## Отрывок
************

Мнение редакции может не совпадать с мнением автора
История зодчества, представленная на протяжении всего времени его существования — от первых сооружений эпохи неолита до самых современных городов — представлена в книге Дмитрия Швидковского «От мегалита до мегаполиса. Очерки истории архитектуры и градостроительства». Одна из частей этой книги, вошедшей в длинный список премии «Просветитель» 2018 года, целиком посвящена русскому зодчеству. Из нее мы и выбрали главу, чтобы познакомить с ней читателей N + 1.
Несмотря на огромные разрушения, после войны 1812 года во многих русских городах, и прежде всего в Первопрестольной, поразительно быстро возникли особняки в стиле ампир. «Слава прабабушек томных, домики старой Москвы», — сказала о них Марина Ивановна Цветаева.
«Между тем война со славою была кончена. Полки наши возвращались из-за границы. Народ бежал им навстречу. Музыка играла завоеванные песни: Vive Henri-Quatre, тирольские вальсы и арии из Жоконда… Солдаты весело разговаривали между собою, вмешивая поминутно в речь немецкие и французские слова. Время незабвенное! Время славы и восторга!» — так говорится о настроении, охватившем всю Россию после победы над Наполеоном, в пушкинской «Метели».
Оно было чем-то сродни характеру архитектуры, распространившейся после победы. Москва эпохи Екатерины Великой с ее торжественными домами-дворцами исчезла в пламени пожара 1812 года. «Это было огненное море, небо и тучи казались пылающими, горы красного крутящегося пламени… вдруг вскидывались, подымались к пылающему небу и падали затем в огненный океан», — вспоминал император Наполеон I в изгнании на острове Святой Елены. И снова, как после разрушения 1612 года, в эпоху Смутного времени, город возродился, хотя из шести тысяч существовавших до войны зданий пять с половиной считались погибшими полностью.
При восстановлении Москва приобрела исключительную стилистическую цельность, которой не имела раньше и которая продержалась в ней около полувека. Центральные площади и главные улицы стали более регулярными, возродилось Бульварное кольцо, постепенно возникло Садовое. Москвичи стали применять образцовые проекты, основанные на строгих требованиях единства стиля. Казалось, осуществилась мечта сторонников классицизма, который считался наиболее правильным, вечным и городским стилем. Столица во второй четверти XIX века стала едва ли не полностью отвечать его канонам. Москву грибоедовского времени лучше всего характеризует знаменитое изречение Фамусова: «Пожар способствовал ей много к украшенью».

************

## Показанные данные
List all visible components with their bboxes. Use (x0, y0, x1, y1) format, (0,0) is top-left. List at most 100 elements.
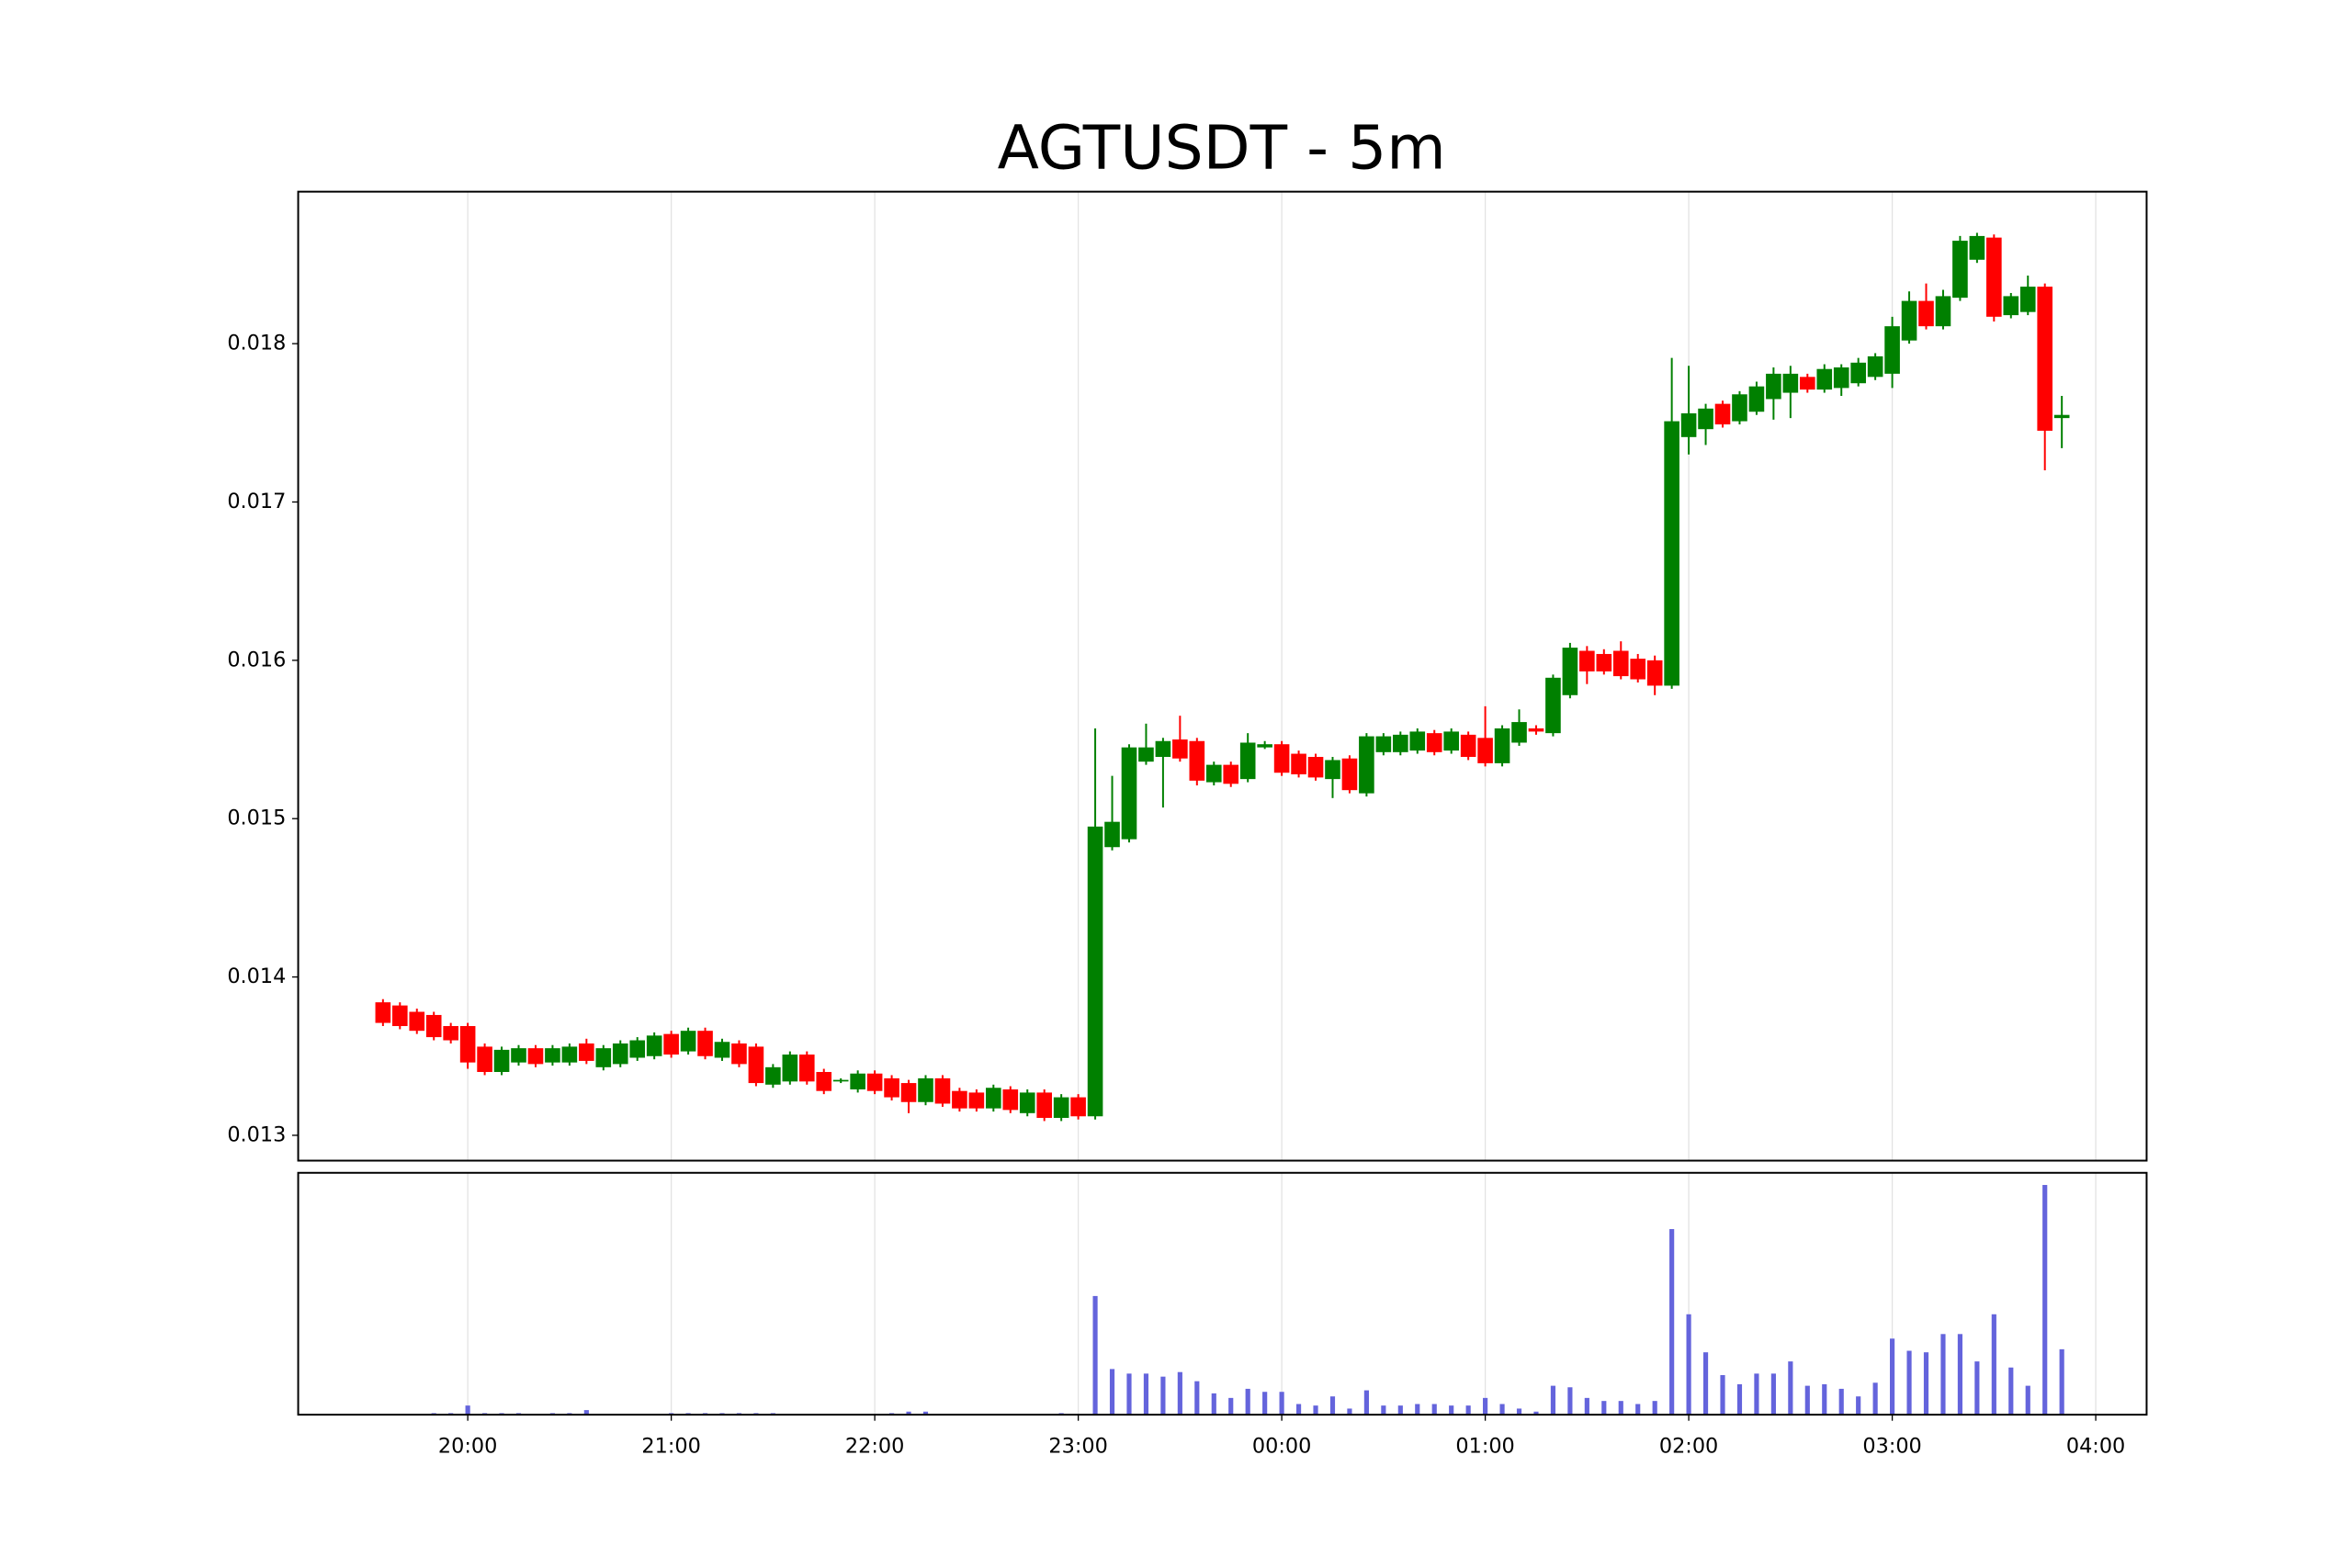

************

## Задачи
**1.** Сколько московских зданий из существовавших до войны 1812 года считались погибшими полностью, если верить отрывку?
**2.** Перескажите отрывок о восстановлении Москвы в двух предложениях.

## Решённые задачи
**1.** Пять с половиной тысяч из шести тысяч.

**2.** После пожара 1812 года, уничтожившего екатерининскую Москву, город быстро возродился, и в нём появились особняки в стиле ампир. При восстановлении по образцовым проектам Москва приобрела стилистическую цельность, продержавшуюся около полувека, а её центральные площади и главные улицы стали более регулярными.